[TASK DESCRIPTION]
Without the pictures, can you quote each line below exactly?

[Begin EXTRACTED DATA]

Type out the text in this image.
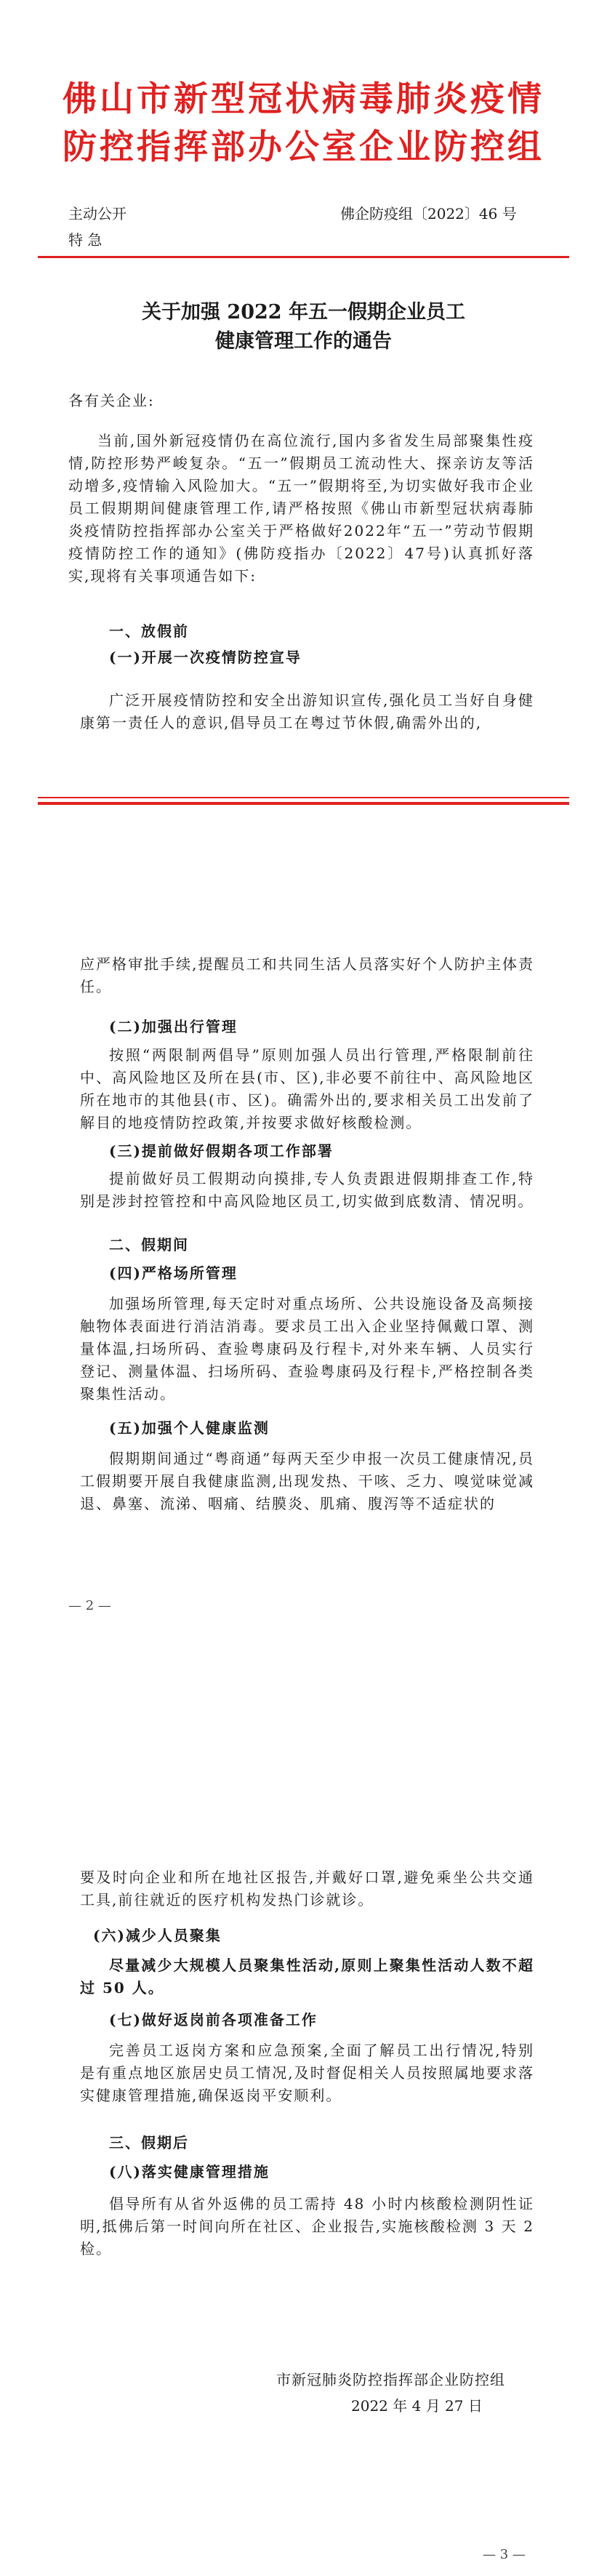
佛山市新型冠状病毒肺炎疫情
防控指挥部办公室企业防控组
主动公开	佛企防疫组〔2022〕46 号
特 急
关于加强 2022 年五一假期企业员工
健康管理工作的通告
各有关企业:
当前,国外新冠疫情仍在高位流行,国内多省发生局部聚集性疫情,防控形势严峻复杂。“五一”假期员工流动性大、探亲访友等活动增多,疫情输入风险加大。“五一”假期将至,为切实做好我市企业员工假期期间健康管理工作,请严格按照《佛山市新型冠状病毒肺炎疫情防控指挥部办公室关于严格做好2022年“五一”劳动节假期疫情防控工作的通知》(佛防疫指办〔2022〕47号)认真抓好落实,现将有关事项通告如下:
一、放假前
(一)开展一次疫情防控宣导
广泛开展疫情防控和安全出游知识宣传,强化员工当好自身健康第一责任人的意识,倡导员工在粤过节休假,确需外出的,
应严格审批手续,提醒员工和共同生活人员落实好个人防护主体责任。
(二)加强出行管理
按照“两限制两倡导”原则加强人员出行管理,严格限制前往中、高风险地区及所在县(市、区),非必要不前往中、高风险地区所在地市的其他县(市、区)。确需外出的,要求相关员工出发前了解目的地疫情防控政策,并按要求做好核酸检测。
(三)提前做好假期各项工作部署
提前做好员工假期动向摸排,专人负责跟进假期排查工作,特别是涉封控管控和中高风险地区员工,切实做到底数清、情况明。
二、假期间
(四)严格场所管理
加强场所管理,每天定时对重点场所、公共设施设备及高频接触物体表面进行消洁消毒。要求员工出入企业坚持佩戴口罩、测量体温,扫场所码、查验粤康码及行程卡,对外来车辆、人员实行登记、测量体温、扫场所码、查验粤康码及行程卡,严格控制各类聚集性活动。
(五)加强个人健康监测
假期期间通过“粤商通”每两天至少申报一次员工健康情况,员工假期要开展自我健康监测,出现发热、干咳、乏力、嗅觉味觉减退、鼻塞、流涕、咽痛、结膜炎、肌痛、腹泻等不适症状的
— 2 —
要及时向企业和所在地社区报告,并戴好口罩,避免乘坐公共交通工具,前往就近的医疗机构发热门诊就诊。
(六)减少人员聚集
尽量减少大规模人员聚集性活动,原则上聚集性活动人数不超过 50 人。
(七)做好返岗前各项准备工作
完善员工返岗方案和应急预案,全面了解员工出行情况,特别是有重点地区旅居史员工情况,及时督促相关人员按照属地要求落实健康管理措施,确保返岗平安顺利。
三、假期后
(八)落实健康管理措施
倡导所有从省外返佛的员工需持 48 小时内核酸检测阴性证明,抵佛后第一时间向所在社区、企业报告,实施核酸检测 3 天 2 检。
市新冠肺炎防控指挥部企业防控组
2022 年 4 月 27 日
— 3 —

[End EXTRACTED DATA]

[SOLUTION TO THIS TASK]
Type out the text in this image.
佛山市新型冠状病毒肺炎疫情
防控指挥部办公室企业防控组
主动公开	佛企防疫组〔2022〕46 号
特 急
关于加强 2022 年五一假期企业员工
健康管理工作的通告
各有关企业:
当前,国外新冠疫情仍在高位流行,国内多省发生局部聚集性疫情,防控形势严峻复杂。“五一”假期员工流动性大、探亲访友等活动增多,疫情输入风险加大。“五一”假期将至,为切实做好我市企业员工假期期间健康管理工作,请严格按照《佛山市新型冠状病毒肺炎疫情防控指挥部办公室关于严格做好2022年“五一”劳动节假期疫情防控工作的通知》(佛防疫指办〔2022〕47号)认真抓好落实,现将有关事项通告如下:
一、放假前
(一)开展一次疫情防控宣导
广泛开展疫情防控和安全出游知识宣传,强化员工当好自身健康第一责任人的意识,倡导员工在粤过节休假,确需外出的,
应严格审批手续,提醒员工和共同生活人员落实好个人防护主体责任。
(二)加强出行管理
按照“两限制两倡导”原则加强人员出行管理,严格限制前往中、高风险地区及所在县(市、区),非必要不前往中、高风险地区所在地市的其他县(市、区)。确需外出的,要求相关员工出发前了解目的地疫情防控政策,并按要求做好核酸检测。
(三)提前做好假期各项工作部署
提前做好员工假期动向摸排,专人负责跟进假期排查工作,特别是涉封控管控和中高风险地区员工,切实做到底数清、情况明。
二、假期间
(四)严格场所管理
加强场所管理,每天定时对重点场所、公共设施设备及高频接触物体表面进行消洁消毒。要求员工出入企业坚持佩戴口罩、测量体温,扫场所码、查验粤康码及行程卡,对外来车辆、人员实行登记、测量体温、扫场所码、查验粤康码及行程卡,严格控制各类聚集性活动。
(五)加强个人健康监测
假期期间通过“粤商通”每两天至少申报一次员工健康情况,员工假期要开展自我健康监测,出现发热、干咳、乏力、嗅觉味觉减退、鼻塞、流涕、咽痛、结膜炎、肌痛、腹泻等不适症状的
— 2 —
要及时向企业和所在地社区报告,并戴好口罩,避免乘坐公共交通工具,前往就近的医疗机构发热门诊就诊。
(六)减少人员聚集
尽量减少大规模人员聚集性活动,原则上聚集性活动人数不超过 50 人。
(七)做好返岗前各项准备工作
完善员工返岗方案和应急预案,全面了解员工出行情况,特别是有重点地区旅居史员工情况,及时督促相关人员按照属地要求落实健康管理措施,确保返岗平安顺利。
三、假期后
(八)落实健康管理措施
倡导所有从省外返佛的员工需持 48 小时内核酸检测阴性证明,抵佛后第一时间向所在社区、企业报告,实施核酸检测 3 天 2 检。
市新冠肺炎防控指挥部企业防控组
2022 年 4 月 27 日
— 3 —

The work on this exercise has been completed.